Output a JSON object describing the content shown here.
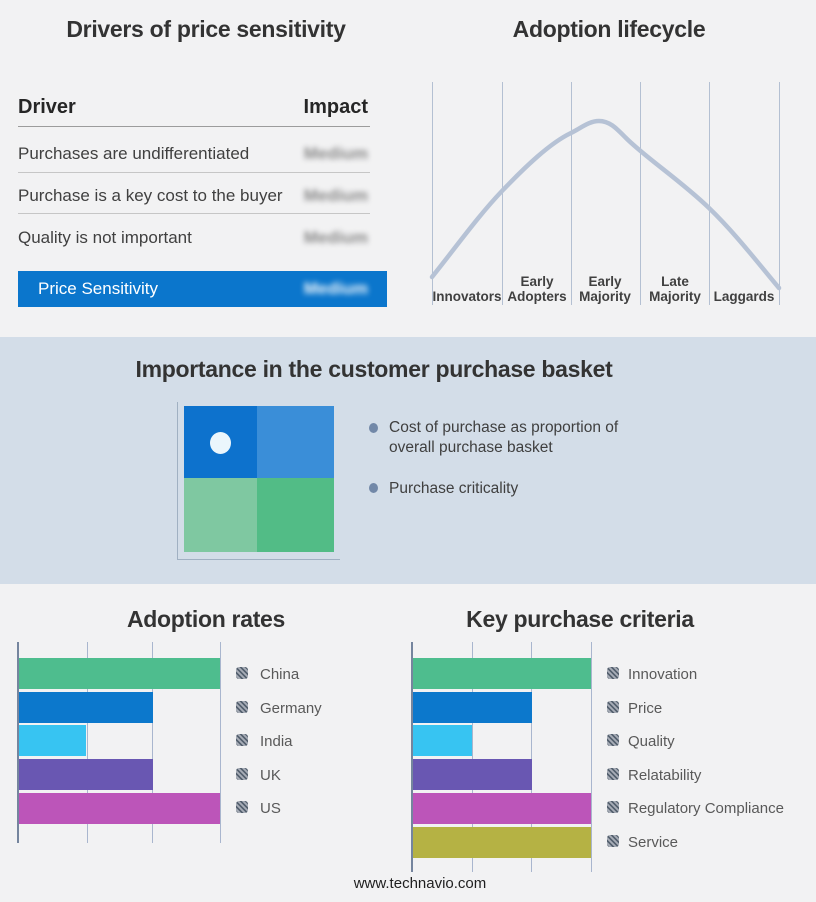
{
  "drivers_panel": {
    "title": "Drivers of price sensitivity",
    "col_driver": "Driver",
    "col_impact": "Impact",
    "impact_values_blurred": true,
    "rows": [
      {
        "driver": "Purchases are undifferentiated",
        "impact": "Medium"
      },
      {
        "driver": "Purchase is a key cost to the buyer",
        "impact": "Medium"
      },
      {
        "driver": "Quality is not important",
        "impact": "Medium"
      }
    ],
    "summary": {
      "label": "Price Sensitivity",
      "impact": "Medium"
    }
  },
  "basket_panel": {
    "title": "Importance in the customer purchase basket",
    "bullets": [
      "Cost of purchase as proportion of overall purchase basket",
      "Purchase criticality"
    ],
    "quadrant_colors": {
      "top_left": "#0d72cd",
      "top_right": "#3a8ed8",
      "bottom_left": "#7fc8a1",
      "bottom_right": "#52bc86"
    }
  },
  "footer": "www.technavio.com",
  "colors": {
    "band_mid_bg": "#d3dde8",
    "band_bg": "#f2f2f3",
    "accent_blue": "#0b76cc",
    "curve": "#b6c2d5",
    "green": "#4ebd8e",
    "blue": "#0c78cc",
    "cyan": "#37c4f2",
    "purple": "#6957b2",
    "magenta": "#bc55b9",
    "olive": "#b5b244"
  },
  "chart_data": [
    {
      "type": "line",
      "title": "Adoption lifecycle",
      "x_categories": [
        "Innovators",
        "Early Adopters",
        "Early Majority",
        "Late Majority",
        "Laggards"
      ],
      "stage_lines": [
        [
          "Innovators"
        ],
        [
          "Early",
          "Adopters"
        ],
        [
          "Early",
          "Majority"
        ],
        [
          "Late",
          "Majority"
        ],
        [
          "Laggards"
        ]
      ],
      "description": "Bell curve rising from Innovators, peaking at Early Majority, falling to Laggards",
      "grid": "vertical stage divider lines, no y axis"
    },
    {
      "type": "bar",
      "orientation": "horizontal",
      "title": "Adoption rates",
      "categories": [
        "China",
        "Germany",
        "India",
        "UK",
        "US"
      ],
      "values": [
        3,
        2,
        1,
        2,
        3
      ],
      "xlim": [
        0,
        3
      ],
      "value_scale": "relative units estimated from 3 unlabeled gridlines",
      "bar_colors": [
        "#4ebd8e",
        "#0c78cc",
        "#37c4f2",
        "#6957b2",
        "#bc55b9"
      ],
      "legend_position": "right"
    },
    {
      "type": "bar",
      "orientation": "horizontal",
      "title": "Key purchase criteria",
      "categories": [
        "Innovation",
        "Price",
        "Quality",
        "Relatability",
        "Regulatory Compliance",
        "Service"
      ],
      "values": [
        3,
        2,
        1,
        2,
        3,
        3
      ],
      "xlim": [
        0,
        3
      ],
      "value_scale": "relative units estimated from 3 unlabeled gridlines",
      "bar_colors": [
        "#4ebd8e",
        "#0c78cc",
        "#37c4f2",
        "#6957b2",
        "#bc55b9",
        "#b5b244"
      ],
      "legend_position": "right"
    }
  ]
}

···

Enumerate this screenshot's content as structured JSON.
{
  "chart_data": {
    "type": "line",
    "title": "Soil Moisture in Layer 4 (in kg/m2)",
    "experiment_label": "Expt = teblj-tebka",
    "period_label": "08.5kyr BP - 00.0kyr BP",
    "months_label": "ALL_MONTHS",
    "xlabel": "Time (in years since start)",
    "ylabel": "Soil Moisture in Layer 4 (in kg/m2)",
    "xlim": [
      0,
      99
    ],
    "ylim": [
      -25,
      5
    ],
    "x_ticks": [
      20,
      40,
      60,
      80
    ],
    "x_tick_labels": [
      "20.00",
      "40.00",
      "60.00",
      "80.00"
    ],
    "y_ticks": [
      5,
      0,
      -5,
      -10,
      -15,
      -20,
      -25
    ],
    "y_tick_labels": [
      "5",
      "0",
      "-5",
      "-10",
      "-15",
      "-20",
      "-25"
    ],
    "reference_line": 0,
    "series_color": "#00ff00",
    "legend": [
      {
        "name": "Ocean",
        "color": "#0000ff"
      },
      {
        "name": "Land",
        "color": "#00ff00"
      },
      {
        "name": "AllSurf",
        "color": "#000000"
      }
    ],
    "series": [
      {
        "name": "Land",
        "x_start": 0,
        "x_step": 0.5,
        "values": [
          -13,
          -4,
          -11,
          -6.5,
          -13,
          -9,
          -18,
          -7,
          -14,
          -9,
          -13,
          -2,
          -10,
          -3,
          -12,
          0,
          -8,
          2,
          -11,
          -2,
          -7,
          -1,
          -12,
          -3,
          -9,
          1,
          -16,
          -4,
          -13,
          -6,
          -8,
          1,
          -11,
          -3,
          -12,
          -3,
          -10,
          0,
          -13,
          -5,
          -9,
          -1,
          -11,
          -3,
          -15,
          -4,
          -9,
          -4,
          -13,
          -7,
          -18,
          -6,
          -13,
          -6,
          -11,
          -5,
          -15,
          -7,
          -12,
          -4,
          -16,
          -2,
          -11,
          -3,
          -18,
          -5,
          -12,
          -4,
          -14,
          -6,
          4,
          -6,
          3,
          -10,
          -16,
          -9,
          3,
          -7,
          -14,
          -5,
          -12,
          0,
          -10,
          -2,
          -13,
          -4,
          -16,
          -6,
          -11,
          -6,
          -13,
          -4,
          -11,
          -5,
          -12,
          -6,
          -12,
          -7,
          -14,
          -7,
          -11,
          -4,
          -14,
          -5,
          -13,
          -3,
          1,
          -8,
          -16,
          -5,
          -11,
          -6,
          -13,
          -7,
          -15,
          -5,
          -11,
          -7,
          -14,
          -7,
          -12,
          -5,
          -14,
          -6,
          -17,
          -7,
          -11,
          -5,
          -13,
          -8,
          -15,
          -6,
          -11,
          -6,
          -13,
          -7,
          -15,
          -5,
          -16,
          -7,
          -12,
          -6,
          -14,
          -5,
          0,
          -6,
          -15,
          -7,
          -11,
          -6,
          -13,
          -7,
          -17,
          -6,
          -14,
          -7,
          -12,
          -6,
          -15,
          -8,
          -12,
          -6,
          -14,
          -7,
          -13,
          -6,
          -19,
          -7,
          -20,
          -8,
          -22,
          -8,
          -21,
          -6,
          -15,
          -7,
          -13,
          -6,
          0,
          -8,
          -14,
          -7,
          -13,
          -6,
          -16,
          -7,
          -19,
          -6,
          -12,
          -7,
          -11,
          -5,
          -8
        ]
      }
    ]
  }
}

···

### EXERCISE INSTRUCTIONS
Pick out lines containing the word "Moisture", each one as written.

### RESULT OF THE TASK
    "title": "Soil Moisture in Layer 4 (in kg/m2)",
    "ylabel": "Soil Moisture in Layer 4 (in kg/m2)",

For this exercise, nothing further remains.